**TASK DESCRIPTION**
Reproduce all of the records exactly.

**MATERIAL FOR THE TASK**
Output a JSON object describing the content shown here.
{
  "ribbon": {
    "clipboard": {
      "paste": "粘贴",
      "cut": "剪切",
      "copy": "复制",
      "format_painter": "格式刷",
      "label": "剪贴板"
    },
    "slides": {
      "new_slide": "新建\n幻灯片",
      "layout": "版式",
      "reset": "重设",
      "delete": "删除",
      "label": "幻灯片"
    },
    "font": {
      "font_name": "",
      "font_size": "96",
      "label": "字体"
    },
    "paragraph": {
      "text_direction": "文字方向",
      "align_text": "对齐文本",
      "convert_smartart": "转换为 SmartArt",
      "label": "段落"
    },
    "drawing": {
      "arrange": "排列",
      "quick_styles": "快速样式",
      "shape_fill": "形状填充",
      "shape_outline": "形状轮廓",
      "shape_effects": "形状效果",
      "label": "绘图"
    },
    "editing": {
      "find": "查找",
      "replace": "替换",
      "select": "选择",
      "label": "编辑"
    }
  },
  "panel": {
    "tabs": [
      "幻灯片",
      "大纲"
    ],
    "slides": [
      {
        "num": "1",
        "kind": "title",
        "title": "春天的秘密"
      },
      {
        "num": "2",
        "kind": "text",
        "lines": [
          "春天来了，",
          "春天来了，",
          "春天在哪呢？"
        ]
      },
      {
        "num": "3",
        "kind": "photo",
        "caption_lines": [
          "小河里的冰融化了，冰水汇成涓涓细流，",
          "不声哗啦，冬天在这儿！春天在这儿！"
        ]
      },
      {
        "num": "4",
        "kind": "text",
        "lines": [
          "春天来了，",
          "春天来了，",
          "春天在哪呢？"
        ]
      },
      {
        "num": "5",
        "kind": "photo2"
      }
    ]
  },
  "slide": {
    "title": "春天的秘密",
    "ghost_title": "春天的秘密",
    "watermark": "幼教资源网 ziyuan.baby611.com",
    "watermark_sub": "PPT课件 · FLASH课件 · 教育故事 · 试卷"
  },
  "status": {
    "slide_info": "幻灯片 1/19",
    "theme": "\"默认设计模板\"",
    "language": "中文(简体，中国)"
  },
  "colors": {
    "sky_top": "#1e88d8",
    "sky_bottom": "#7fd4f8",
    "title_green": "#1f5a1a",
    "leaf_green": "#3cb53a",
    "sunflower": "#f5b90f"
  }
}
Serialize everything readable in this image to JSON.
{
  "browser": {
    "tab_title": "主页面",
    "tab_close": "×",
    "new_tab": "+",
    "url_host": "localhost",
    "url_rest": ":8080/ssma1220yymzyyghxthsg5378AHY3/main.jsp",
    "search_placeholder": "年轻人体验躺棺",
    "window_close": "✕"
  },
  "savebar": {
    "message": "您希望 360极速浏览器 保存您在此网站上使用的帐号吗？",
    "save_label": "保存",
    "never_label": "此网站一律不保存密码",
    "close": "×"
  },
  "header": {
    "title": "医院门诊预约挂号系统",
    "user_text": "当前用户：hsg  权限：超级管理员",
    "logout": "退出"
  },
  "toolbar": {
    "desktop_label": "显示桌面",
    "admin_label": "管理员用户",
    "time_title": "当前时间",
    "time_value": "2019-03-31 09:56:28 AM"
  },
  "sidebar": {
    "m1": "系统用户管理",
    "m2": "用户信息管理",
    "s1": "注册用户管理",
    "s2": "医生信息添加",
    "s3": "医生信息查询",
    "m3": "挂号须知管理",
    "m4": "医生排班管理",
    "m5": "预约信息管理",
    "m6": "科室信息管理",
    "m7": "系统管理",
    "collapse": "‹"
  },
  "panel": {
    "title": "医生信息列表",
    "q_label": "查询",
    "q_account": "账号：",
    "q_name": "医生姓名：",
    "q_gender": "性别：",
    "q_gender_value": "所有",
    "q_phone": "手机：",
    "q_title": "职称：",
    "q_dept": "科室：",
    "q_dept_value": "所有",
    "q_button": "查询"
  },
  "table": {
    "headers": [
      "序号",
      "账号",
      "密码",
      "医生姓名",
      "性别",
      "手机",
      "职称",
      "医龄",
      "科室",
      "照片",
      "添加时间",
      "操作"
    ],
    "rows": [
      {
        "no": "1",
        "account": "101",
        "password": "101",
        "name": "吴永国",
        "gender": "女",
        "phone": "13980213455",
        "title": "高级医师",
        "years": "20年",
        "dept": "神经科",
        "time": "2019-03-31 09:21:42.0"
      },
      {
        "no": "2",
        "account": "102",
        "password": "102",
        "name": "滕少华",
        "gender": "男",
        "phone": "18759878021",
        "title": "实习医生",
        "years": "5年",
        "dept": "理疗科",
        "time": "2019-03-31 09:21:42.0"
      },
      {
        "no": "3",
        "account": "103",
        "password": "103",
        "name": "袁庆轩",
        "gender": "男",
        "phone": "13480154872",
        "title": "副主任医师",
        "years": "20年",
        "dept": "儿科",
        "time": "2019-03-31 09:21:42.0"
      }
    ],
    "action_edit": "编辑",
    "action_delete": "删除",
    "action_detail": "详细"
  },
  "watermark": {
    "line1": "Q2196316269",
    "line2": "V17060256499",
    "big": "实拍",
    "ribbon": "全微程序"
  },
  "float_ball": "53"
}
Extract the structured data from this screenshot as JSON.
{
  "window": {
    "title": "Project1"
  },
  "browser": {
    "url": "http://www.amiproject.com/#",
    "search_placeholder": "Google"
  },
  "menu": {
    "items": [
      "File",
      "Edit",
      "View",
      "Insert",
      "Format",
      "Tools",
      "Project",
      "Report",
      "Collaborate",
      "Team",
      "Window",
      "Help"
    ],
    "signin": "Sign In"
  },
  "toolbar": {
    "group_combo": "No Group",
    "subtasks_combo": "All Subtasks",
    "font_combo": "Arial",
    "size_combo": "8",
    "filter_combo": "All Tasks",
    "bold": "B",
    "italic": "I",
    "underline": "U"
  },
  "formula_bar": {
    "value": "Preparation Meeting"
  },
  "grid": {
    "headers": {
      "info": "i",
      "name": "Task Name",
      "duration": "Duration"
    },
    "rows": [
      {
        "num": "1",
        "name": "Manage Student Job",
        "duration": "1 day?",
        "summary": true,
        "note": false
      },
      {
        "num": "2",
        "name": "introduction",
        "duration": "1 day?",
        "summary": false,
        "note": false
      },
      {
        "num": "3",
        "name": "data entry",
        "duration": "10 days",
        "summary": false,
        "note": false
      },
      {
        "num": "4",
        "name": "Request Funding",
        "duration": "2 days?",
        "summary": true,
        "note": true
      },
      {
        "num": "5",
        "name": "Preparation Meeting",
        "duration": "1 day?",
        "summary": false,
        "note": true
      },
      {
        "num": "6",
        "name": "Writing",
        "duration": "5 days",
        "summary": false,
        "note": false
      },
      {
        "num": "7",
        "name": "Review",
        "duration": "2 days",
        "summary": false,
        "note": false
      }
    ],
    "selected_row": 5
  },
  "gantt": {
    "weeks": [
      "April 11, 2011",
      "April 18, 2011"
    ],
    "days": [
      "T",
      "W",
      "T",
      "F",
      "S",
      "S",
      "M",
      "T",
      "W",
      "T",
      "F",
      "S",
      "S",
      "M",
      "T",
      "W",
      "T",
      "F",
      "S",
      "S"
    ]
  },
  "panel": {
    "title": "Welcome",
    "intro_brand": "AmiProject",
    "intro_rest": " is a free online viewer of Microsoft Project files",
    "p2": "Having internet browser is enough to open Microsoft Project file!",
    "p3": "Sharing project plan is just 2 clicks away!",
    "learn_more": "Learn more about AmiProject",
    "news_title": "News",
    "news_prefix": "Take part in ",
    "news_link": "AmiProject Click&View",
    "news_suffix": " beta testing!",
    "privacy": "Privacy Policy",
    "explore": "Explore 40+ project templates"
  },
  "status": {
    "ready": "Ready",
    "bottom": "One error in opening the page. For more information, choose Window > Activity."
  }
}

**WRITTEN RESPONSE**
Output a JSON object describing the content shown here.
{
  "ribbon": {
    "clipboard": {
      "paste": "粘贴",
      "cut": "剪切",
      "copy": "复制",
      "format_painter": "格式刷",
      "label": "剪贴板"
    },
    "slides": {
      "new_slide": "新建\n幻灯片",
      "layout": "版式",
      "reset": "重设",
      "delete": "删除",
      "label": "幻灯片"
    },
    "font": {
      "font_name": "",
      "font_size": "96",
      "label": "字体"
    },
    "paragraph": {
      "text_direction": "文字方向",
      "align_text": "对齐文本",
      "convert_smartart": "转换为 SmartArt",
      "label": "段落"
    },
    "drawing": {
      "arrange": "排列",
      "quick_styles": "快速样式",
      "shape_fill": "形状填充",
      "shape_outline": "形状轮廓",
      "shape_effects": "形状效果",
      "label": "绘图"
    },
    "editing": {
      "find": "查找",
      "replace": "替换",
      "select": "选择",
      "label": "编辑"
    }
  },
  "panel": {
    "tabs": [
      "幻灯片",
      "大纲"
    ],
    "slides": [
      {
        "num": "1",
        "kind": "title",
        "title": "春天的秘密"
      },
      {
        "num": "2",
        "kind": "text",
        "lines": [
          "春天来了，",
          "春天来了，",
          "春天在哪呢？"
        ]
      },
      {
        "num": "3",
        "kind": "photo",
        "caption_lines": [
          "小河里的冰融化了，冰水汇成涓涓细流，",
          "不声哗啦，冬天在这儿！春天在这儿！"
        ]
      },
      {
        "num": "4",
        "kind": "text",
        "lines": [
          "春天来了，",
          "春天来了，",
          "春天在哪呢？"
        ]
      },
      {
        "num": "5",
        "kind": "photo2"
      }
    ]
  },
  "slide": {
    "title": "春天的秘密",
    "ghost_title": "春天的秘密",
    "watermark": "幼教资源网 ziyuan.baby611.com",
    "watermark_sub": "PPT课件 · FLASH课件 · 教育故事 · 试卷"
  },
  "status": {
    "slide_info": "幻灯片 1/19",
    "theme": "\"默认设计模板\"",
    "language": "中文(简体，中国)"
  },
  "colors": {
    "sky_top": "#1e88d8",
    "sky_bottom": "#7fd4f8",
    "title_green": "#1f5a1a",
    "leaf_green": "#3cb53a",
    "sunflower": "#f5b90f"
  }
}
Serialize everything readable in this image to JSON.
{
  "browser": {
    "tab_title": "主页面",
    "tab_close": "×",
    "new_tab": "+",
    "url_host": "localhost",
    "url_rest": ":8080/ssma1220yymzyyghxthsg5378AHY3/main.jsp",
    "search_placeholder": "年轻人体验躺棺",
    "window_close": "✕"
  },
  "savebar": {
    "message": "您希望 360极速浏览器 保存您在此网站上使用的帐号吗？",
    "save_label": "保存",
    "never_label": "此网站一律不保存密码",
    "close": "×"
  },
  "header": {
    "title": "医院门诊预约挂号系统",
    "user_text": "当前用户：hsg  权限：超级管理员",
    "logout": "退出"
  },
  "toolbar": {
    "desktop_label": "显示桌面",
    "admin_label": "管理员用户",
    "time_title": "当前时间",
    "time_value": "2019-03-31 09:56:28 AM"
  },
  "sidebar": {
    "m1": "系统用户管理",
    "m2": "用户信息管理",
    "s1": "注册用户管理",
    "s2": "医生信息添加",
    "s3": "医生信息查询",
    "m3": "挂号须知管理",
    "m4": "医生排班管理",
    "m5": "预约信息管理",
    "m6": "科室信息管理",
    "m7": "系统管理",
    "collapse": "‹"
  },
  "panel": {
    "title": "医生信息列表",
    "q_label": "查询",
    "q_account": "账号：",
    "q_name": "医生姓名：",
    "q_gender": "性别：",
    "q_gender_value": "所有",
    "q_phone": "手机：",
    "q_title": "职称：",
    "q_dept": "科室：",
    "q_dept_value": "所有",
    "q_button": "查询"
  },
  "table": {
    "headers": [
      "序号",
      "账号",
      "密码",
      "医生姓名",
      "性别",
      "手机",
      "职称",
      "医龄",
      "科室",
      "照片",
      "添加时间",
      "操作"
    ],
    "rows": [
      {
        "no": "1",
        "account": "101",
        "password": "101",
        "name": "吴永国",
        "gender": "女",
        "phone": "13980213455",
        "title": "高级医师",
        "years": "20年",
        "dept": "神经科",
        "time": "2019-03-31 09:21:42.0"
      },
      {
        "no": "2",
        "account": "102",
        "password": "102",
        "name": "滕少华",
        "gender": "男",
        "phone": "18759878021",
        "title": "实习医生",
        "years": "5年",
        "dept": "理疗科",
        "time": "2019-03-31 09:21:42.0"
      },
      {
        "no": "3",
        "account": "103",
        "password": "103",
        "name": "袁庆轩",
        "gender": "男",
        "phone": "13480154872",
        "title": "副主任医师",
        "years": "20年",
        "dept": "儿科",
        "time": "2019-03-31 09:21:42.0"
      }
    ],
    "action_edit": "编辑",
    "action_delete": "删除",
    "action_detail": "详细"
  },
  "watermark": {
    "line1": "Q2196316269",
    "line2": "V17060256499",
    "big": "实拍",
    "ribbon": "全微程序"
  },
  "float_ball": "53"
}
Extract the structured data from this screenshot as JSON.
{
  "window": {
    "title": "Project1"
  },
  "browser": {
    "url": "http://www.amiproject.com/#",
    "search_placeholder": "Google"
  },
  "menu": {
    "items": [
      "File",
      "Edit",
      "View",
      "Insert",
      "Format",
      "Tools",
      "Project",
      "Report",
      "Collaborate",
      "Team",
      "Window",
      "Help"
    ],
    "signin": "Sign In"
  },
  "toolbar": {
    "group_combo": "No Group",
    "subtasks_combo": "All Subtasks",
    "font_combo": "Arial",
    "size_combo": "8",
    "filter_combo": "All Tasks",
    "bold": "B",
    "italic": "I",
    "underline": "U"
  },
  "formula_bar": {
    "value": "Preparation Meeting"
  },
  "grid": {
    "headers": {
      "info": "i",
      "name": "Task Name",
      "duration": "Duration"
    },
    "rows": [
      {
        "num": "1",
        "name": "Manage Student Job",
        "duration": "1 day?",
        "summary": true,
        "note": false
      },
      {
        "num": "2",
        "name": "introduction",
        "duration": "1 day?",
        "summary": false,
        "note": false
      },
      {
        "num": "3",
        "name": "data entry",
        "duration": "10 days",
        "summary": false,
        "note": false
      },
      {
        "num": "4",
        "name": "Request Funding",
        "duration": "2 days?",
        "summary": true,
        "note": true
      },
      {
        "num": "5",
        "name": "Preparation Meeting",
        "duration": "1 day?",
        "summary": false,
        "note": true
      },
      {
        "num": "6",
        "name": "Writing",
        "duration": "5 days",
        "summary": false,
        "note": false
      },
      {
        "num": "7",
        "name": "Review",
        "duration": "2 days",
        "summary": false,
        "note": false
      }
    ],
    "selected_row": 5
  },
  "gantt": {
    "weeks": [
      "April 11, 2011",
      "April 18, 2011"
    ],
    "days": [
      "T",
      "W",
      "T",
      "F",
      "S",
      "S",
      "M",
      "T",
      "W",
      "T",
      "F",
      "S",
      "S",
      "M",
      "T",
      "W",
      "T",
      "F",
      "S",
      "S"
    ]
  },
  "panel": {
    "title": "Welcome",
    "intro_brand": "AmiProject",
    "intro_rest": " is a free online viewer of Microsoft Project files",
    "p2": "Having internet browser is enough to open Microsoft Project file!",
    "p3": "Sharing project plan is just 2 clicks away!",
    "learn_more": "Learn more about AmiProject",
    "news_title": "News",
    "news_prefix": "Take part in ",
    "news_link": "AmiProject Click&View",
    "news_suffix": " beta testing!",
    "privacy": "Privacy Policy",
    "explore": "Explore 40+ project templates"
  },
  "status": {
    "ready": "Ready",
    "bottom": "One error in opening the page. For more information, choose Window > Activity."
  }
}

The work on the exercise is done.